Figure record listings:
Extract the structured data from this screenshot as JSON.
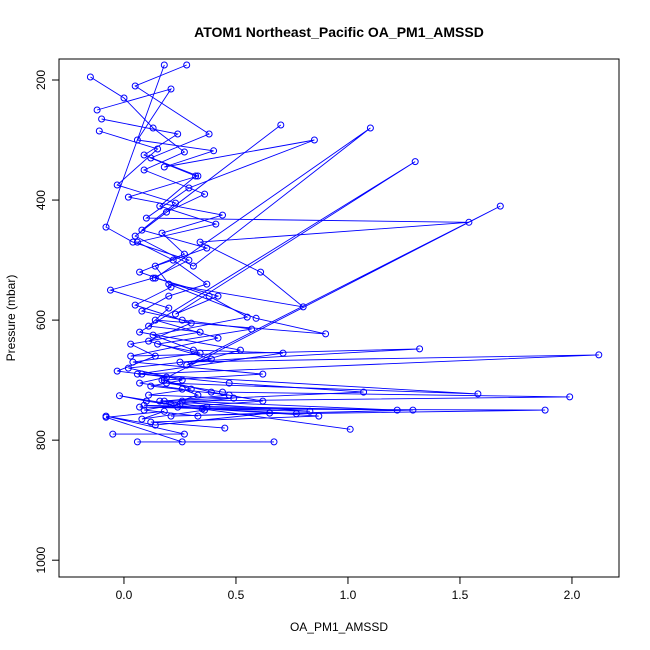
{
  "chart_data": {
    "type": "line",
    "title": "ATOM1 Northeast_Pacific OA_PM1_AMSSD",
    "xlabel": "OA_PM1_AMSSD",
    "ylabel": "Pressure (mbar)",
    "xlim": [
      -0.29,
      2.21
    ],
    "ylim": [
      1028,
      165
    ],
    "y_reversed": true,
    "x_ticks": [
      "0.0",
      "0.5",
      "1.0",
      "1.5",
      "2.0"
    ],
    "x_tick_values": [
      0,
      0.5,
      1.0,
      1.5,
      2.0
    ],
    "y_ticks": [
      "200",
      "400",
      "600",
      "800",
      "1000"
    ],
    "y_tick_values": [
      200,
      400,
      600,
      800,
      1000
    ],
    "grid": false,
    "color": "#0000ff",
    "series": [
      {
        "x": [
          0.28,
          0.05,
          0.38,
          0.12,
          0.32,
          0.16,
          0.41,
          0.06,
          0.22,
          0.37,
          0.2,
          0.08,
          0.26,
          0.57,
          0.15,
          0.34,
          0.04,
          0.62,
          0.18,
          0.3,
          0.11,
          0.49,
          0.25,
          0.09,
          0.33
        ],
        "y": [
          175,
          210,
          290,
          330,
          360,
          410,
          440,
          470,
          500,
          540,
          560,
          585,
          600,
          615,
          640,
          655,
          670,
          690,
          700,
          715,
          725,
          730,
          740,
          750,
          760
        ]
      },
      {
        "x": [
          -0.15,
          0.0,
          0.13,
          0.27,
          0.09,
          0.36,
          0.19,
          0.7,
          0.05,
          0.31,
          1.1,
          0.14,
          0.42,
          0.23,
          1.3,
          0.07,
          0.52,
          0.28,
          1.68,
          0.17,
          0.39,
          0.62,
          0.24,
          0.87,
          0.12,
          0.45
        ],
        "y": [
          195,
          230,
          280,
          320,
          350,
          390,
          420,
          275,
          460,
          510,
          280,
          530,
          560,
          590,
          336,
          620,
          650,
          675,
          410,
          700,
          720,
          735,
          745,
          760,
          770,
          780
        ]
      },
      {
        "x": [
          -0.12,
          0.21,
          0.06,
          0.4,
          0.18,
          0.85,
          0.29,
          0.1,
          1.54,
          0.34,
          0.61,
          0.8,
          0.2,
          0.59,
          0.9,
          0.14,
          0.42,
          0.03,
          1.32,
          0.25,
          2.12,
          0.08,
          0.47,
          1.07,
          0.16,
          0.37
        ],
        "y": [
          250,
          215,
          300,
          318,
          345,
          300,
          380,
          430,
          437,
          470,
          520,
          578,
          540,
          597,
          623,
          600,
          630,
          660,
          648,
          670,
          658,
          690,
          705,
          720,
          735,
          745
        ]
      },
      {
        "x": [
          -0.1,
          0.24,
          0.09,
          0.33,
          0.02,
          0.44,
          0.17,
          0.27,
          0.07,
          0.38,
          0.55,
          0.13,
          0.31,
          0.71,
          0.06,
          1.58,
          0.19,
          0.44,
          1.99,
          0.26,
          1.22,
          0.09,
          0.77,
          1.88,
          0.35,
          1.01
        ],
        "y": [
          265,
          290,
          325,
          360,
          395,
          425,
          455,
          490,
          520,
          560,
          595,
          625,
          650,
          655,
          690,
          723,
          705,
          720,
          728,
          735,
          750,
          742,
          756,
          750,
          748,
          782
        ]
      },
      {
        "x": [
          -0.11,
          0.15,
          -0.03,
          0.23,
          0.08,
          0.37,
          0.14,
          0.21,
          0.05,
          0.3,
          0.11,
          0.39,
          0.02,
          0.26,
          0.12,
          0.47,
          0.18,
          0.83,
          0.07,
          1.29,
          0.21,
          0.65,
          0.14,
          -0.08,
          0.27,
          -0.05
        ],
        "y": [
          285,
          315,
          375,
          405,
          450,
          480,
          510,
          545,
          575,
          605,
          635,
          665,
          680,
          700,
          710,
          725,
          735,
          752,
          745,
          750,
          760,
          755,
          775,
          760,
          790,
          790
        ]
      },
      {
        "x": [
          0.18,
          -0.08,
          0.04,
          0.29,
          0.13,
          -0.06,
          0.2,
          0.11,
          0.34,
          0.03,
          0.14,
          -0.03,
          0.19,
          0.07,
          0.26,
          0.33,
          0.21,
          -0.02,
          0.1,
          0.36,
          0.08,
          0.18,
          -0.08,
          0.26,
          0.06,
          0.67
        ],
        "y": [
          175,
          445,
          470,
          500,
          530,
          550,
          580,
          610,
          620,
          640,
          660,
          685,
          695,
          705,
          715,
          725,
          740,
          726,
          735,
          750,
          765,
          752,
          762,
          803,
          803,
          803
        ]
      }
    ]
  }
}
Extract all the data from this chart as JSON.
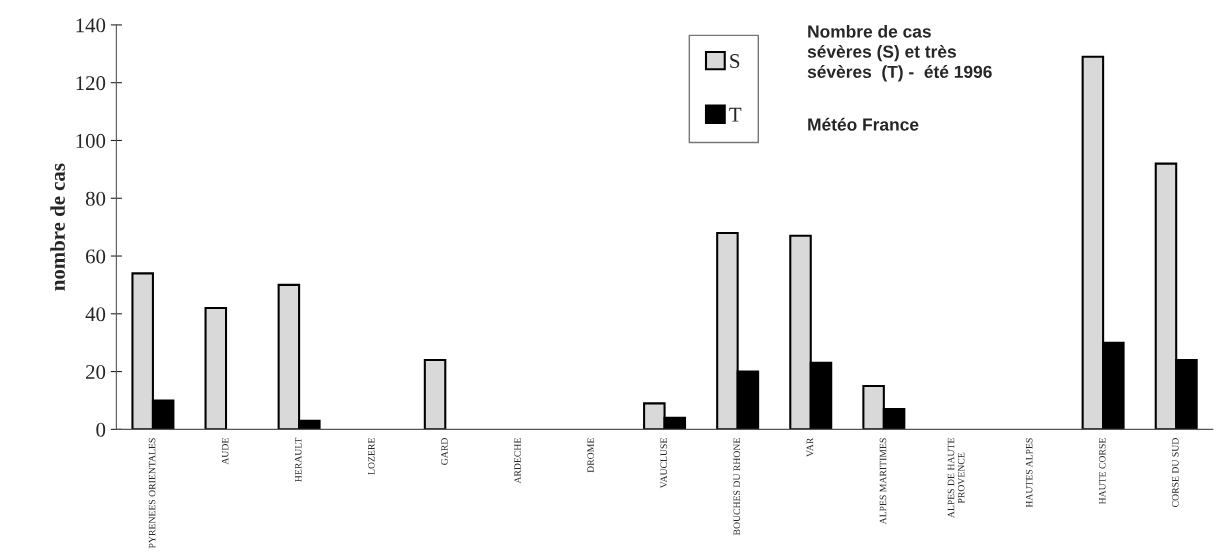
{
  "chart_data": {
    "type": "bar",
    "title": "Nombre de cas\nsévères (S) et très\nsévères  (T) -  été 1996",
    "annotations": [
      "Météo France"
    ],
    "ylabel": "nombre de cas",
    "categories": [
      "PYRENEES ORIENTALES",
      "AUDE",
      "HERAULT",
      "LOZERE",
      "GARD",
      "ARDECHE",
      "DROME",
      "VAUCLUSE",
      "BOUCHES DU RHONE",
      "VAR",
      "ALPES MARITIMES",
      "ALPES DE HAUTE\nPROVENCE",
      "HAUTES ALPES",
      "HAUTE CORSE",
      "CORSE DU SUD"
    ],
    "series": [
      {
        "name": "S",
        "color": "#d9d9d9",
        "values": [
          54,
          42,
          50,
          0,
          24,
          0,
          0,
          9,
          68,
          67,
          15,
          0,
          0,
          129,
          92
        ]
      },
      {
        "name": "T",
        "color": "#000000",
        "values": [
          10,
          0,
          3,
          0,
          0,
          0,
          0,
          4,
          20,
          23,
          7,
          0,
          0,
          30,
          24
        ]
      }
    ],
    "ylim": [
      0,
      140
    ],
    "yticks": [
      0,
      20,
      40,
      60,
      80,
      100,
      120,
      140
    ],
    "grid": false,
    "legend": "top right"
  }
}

CHALLENGE :: Check every line of the data, and copy the ones that contain "color".

SOLUTION BELOW ::
    "color": "#0000ff",
        "color": "#d9d9d9",
        "color": "#000000",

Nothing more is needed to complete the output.